**What is needed:** Return every entry exactly as written.
— Start —
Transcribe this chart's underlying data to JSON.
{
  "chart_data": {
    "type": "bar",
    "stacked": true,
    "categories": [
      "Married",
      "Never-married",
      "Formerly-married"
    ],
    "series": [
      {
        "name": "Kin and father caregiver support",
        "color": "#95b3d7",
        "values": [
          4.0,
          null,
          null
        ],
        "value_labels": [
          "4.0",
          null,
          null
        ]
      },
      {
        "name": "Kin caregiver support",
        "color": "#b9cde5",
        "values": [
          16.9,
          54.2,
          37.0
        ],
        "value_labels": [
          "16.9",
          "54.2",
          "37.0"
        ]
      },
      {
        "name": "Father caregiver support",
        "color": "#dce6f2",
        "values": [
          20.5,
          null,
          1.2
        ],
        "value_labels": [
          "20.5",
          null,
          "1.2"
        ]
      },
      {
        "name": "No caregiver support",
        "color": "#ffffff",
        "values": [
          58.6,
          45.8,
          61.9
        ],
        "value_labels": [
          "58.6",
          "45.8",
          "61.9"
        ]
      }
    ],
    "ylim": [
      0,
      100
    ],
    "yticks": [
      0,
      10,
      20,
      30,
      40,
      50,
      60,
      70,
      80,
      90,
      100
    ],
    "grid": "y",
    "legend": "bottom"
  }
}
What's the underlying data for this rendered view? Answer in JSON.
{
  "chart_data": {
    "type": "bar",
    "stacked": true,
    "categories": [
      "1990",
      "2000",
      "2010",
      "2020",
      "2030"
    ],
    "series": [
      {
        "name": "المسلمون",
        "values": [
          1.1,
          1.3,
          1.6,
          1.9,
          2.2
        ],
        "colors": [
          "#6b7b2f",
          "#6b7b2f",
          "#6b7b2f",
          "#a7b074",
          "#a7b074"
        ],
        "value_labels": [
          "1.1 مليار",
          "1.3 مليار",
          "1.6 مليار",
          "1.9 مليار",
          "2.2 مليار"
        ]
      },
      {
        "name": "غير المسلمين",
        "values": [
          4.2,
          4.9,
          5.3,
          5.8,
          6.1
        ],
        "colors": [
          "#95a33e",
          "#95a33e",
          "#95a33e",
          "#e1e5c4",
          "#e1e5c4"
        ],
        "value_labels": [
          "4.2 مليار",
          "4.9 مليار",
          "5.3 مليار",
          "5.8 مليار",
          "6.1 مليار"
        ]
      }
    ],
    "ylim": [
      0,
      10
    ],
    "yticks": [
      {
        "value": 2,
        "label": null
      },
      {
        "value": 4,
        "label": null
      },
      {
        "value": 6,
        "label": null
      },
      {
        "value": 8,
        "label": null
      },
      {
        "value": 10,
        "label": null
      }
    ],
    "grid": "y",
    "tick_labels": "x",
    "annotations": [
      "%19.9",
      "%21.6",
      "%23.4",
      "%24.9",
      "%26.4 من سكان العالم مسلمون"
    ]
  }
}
— End —
**Output for this task:**
Transcribe this chart's underlying data to JSON.
{
  "chart_data": {
    "type": "bar",
    "stacked": true,
    "categories": [
      "Married",
      "Never-married",
      "Formerly-married"
    ],
    "series": [
      {
        "name": "Kin and father caregiver support",
        "color": "#95b3d7",
        "values": [
          4.0,
          null,
          null
        ],
        "value_labels": [
          "4.0",
          null,
          null
        ]
      },
      {
        "name": "Kin caregiver support",
        "color": "#b9cde5",
        "values": [
          16.9,
          54.2,
          37.0
        ],
        "value_labels": [
          "16.9",
          "54.2",
          "37.0"
        ]
      },
      {
        "name": "Father caregiver support",
        "color": "#dce6f2",
        "values": [
          20.5,
          null,
          1.2
        ],
        "value_labels": [
          "20.5",
          null,
          "1.2"
        ]
      },
      {
        "name": "No caregiver support",
        "color": "#ffffff",
        "values": [
          58.6,
          45.8,
          61.9
        ],
        "value_labels": [
          "58.6",
          "45.8",
          "61.9"
        ]
      }
    ],
    "ylim": [
      0,
      100
    ],
    "yticks": [
      0,
      10,
      20,
      30,
      40,
      50,
      60,
      70,
      80,
      90,
      100
    ],
    "grid": "y",
    "legend": "bottom"
  }
}
What's the underlying data for this rendered view? Answer in JSON.
{
  "chart_data": {
    "type": "bar",
    "stacked": true,
    "categories": [
      "1990",
      "2000",
      "2010",
      "2020",
      "2030"
    ],
    "series": [
      {
        "name": "المسلمون",
        "values": [
          1.1,
          1.3,
          1.6,
          1.9,
          2.2
        ],
        "colors": [
          "#6b7b2f",
          "#6b7b2f",
          "#6b7b2f",
          "#a7b074",
          "#a7b074"
        ],
        "value_labels": [
          "1.1 مليار",
          "1.3 مليار",
          "1.6 مليار",
          "1.9 مليار",
          "2.2 مليار"
        ]
      },
      {
        "name": "غير المسلمين",
        "values": [
          4.2,
          4.9,
          5.3,
          5.8,
          6.1
        ],
        "colors": [
          "#95a33e",
          "#95a33e",
          "#95a33e",
          "#e1e5c4",
          "#e1e5c4"
        ],
        "value_labels": [
          "4.2 مليار",
          "4.9 مليار",
          "5.3 مليار",
          "5.8 مليار",
          "6.1 مليار"
        ]
      }
    ],
    "ylim": [
      0,
      10
    ],
    "yticks": [
      {
        "value": 2,
        "label": null
      },
      {
        "value": 4,
        "label": null
      },
      {
        "value": 6,
        "label": null
      },
      {
        "value": 8,
        "label": null
      },
      {
        "value": 10,
        "label": null
      }
    ],
    "grid": "y",
    "tick_labels": "x",
    "annotations": [
      "%19.9",
      "%21.6",
      "%23.4",
      "%24.9",
      "%26.4 من سكان العالم مسلمون"
    ]
  }
}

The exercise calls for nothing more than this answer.